[AVAILABLE DATA]
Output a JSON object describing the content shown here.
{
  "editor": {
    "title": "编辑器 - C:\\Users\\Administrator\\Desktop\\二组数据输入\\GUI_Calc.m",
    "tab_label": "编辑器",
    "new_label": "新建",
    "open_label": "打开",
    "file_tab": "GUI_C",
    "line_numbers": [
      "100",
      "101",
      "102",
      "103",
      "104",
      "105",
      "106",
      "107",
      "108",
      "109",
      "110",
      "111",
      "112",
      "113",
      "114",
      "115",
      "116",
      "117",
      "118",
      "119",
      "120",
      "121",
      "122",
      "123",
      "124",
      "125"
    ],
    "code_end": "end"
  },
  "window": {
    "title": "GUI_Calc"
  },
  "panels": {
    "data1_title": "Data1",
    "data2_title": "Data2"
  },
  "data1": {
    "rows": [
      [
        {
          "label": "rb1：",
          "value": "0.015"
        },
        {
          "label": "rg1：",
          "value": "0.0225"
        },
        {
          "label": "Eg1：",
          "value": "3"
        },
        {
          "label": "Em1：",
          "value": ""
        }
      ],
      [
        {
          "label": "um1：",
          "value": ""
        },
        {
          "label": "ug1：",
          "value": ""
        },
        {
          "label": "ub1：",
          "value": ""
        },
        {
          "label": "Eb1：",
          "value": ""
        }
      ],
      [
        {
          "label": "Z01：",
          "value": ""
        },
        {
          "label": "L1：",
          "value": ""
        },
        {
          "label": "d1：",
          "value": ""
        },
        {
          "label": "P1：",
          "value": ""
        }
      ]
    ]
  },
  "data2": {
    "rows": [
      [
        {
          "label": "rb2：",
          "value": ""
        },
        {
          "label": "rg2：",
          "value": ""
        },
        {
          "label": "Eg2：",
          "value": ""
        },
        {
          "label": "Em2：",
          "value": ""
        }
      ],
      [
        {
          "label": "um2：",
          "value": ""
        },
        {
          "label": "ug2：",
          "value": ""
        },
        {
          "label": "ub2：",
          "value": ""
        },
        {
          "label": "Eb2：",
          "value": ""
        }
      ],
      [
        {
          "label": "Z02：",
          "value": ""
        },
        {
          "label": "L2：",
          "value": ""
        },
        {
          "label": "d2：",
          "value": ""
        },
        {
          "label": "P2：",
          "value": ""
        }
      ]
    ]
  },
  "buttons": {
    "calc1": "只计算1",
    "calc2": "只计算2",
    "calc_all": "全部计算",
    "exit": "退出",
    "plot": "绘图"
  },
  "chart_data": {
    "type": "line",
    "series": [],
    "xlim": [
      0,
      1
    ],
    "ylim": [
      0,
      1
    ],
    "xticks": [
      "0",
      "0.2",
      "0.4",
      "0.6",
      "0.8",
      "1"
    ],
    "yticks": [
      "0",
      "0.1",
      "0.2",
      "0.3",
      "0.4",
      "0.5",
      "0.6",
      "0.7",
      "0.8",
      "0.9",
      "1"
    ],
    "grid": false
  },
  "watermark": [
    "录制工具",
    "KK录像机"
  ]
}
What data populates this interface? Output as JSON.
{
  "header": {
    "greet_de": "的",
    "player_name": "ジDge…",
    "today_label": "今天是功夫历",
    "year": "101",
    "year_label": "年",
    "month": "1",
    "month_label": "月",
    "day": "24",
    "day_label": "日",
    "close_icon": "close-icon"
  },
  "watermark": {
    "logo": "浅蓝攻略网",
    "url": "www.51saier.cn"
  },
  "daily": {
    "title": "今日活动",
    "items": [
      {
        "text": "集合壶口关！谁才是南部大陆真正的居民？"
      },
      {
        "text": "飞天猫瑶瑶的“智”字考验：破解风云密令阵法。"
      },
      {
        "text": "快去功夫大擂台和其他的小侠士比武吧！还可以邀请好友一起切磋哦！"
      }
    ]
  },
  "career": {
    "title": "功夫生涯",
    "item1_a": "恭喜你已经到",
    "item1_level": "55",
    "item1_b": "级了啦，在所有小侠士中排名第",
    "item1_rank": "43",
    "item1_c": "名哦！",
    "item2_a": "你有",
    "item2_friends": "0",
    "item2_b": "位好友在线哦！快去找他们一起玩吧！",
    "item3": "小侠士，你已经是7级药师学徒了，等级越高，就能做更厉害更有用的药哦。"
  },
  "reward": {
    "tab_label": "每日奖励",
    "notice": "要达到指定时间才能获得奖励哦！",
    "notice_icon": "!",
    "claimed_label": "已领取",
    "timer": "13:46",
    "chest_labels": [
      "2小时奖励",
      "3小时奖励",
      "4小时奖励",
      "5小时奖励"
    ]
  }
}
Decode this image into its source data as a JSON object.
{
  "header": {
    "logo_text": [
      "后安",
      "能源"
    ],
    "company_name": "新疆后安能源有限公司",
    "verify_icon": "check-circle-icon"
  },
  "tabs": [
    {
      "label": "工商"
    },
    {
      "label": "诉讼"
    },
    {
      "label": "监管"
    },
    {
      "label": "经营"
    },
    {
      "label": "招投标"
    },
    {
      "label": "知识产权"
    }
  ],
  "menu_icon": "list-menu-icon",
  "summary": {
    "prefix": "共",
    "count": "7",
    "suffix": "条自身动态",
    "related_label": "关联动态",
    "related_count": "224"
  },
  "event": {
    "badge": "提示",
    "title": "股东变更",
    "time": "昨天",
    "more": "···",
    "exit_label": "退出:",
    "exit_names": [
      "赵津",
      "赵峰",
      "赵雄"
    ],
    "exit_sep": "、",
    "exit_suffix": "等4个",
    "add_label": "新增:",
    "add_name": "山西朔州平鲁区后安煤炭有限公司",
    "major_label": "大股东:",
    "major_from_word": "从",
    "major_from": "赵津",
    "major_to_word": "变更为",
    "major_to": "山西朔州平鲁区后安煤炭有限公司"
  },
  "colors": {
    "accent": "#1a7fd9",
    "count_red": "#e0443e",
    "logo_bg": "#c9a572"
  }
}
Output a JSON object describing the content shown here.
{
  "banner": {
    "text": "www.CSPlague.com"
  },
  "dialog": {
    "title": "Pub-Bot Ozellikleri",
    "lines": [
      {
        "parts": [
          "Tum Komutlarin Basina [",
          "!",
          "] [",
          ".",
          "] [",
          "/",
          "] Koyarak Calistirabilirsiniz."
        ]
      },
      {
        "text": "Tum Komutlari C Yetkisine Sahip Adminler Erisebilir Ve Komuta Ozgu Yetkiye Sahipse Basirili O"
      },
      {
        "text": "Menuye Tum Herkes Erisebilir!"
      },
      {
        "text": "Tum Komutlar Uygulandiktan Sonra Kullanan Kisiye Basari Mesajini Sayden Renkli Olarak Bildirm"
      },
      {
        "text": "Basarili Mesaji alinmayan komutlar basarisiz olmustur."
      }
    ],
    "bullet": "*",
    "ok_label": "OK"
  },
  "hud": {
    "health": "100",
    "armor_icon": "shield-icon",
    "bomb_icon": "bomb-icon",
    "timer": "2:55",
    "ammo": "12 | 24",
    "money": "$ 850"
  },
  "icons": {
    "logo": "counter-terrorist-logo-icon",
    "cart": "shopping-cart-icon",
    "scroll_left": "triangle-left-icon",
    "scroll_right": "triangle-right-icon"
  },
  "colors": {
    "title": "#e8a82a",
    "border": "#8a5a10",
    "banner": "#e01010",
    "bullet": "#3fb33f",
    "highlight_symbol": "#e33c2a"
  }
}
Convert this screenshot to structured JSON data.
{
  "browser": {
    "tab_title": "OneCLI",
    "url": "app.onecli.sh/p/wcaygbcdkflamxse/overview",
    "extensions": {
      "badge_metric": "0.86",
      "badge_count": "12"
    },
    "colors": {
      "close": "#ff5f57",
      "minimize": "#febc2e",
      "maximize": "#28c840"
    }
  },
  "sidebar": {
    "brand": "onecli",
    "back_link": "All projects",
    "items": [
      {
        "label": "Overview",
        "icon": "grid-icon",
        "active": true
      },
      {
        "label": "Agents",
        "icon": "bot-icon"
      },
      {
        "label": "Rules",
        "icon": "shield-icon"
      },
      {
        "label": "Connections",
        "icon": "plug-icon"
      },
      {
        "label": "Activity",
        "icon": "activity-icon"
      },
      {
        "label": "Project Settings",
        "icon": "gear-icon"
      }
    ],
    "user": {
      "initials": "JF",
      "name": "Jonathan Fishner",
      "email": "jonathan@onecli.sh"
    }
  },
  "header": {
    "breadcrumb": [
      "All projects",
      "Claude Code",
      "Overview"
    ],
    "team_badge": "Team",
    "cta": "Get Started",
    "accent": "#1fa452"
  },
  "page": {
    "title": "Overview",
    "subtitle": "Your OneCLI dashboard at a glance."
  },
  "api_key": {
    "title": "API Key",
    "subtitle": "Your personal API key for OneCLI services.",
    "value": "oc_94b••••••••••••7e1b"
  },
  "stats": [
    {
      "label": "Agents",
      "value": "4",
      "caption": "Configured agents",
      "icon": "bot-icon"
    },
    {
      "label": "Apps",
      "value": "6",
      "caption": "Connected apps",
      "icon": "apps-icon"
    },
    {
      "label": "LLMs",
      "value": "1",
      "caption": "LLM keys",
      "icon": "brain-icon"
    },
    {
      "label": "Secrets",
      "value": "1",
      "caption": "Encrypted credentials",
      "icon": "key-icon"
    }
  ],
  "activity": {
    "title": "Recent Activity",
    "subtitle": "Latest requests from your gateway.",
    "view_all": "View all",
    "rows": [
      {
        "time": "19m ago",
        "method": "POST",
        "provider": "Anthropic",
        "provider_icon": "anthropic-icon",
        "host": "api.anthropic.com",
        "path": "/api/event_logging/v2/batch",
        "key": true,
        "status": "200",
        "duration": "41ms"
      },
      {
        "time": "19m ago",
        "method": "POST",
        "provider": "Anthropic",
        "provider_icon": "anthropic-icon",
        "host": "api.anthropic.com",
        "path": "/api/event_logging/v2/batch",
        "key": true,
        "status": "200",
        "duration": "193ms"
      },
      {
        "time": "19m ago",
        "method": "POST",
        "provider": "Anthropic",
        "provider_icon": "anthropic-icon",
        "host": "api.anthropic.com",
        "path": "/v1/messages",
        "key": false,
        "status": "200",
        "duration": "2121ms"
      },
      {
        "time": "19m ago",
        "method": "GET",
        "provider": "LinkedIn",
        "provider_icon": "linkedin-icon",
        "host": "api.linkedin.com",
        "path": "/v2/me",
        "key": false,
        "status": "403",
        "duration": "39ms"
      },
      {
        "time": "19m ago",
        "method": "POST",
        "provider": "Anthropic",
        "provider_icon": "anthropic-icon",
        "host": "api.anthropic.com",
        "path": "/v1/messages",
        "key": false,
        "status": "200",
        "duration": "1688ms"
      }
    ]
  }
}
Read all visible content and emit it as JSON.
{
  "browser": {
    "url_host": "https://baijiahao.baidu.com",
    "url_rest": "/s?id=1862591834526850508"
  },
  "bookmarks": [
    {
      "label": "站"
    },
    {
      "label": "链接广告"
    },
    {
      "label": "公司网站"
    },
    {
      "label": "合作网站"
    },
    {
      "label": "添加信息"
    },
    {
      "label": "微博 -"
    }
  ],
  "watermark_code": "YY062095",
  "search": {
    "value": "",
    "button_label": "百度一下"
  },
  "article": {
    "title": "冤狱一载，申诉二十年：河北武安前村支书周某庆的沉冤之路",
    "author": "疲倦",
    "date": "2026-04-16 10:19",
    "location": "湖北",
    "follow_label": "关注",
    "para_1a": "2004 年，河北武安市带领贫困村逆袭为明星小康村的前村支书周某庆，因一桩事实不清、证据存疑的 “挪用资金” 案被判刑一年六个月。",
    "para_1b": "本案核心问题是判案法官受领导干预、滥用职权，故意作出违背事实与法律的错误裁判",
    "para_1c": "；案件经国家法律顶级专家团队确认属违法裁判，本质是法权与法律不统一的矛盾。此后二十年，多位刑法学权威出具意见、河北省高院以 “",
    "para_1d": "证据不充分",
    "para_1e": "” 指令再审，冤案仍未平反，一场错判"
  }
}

[GIVEN REQUEST]
Give only the number of lines in the data that include the string "山西朔州平鲁区后安煤炭有限公司".

[OUTPUT]
2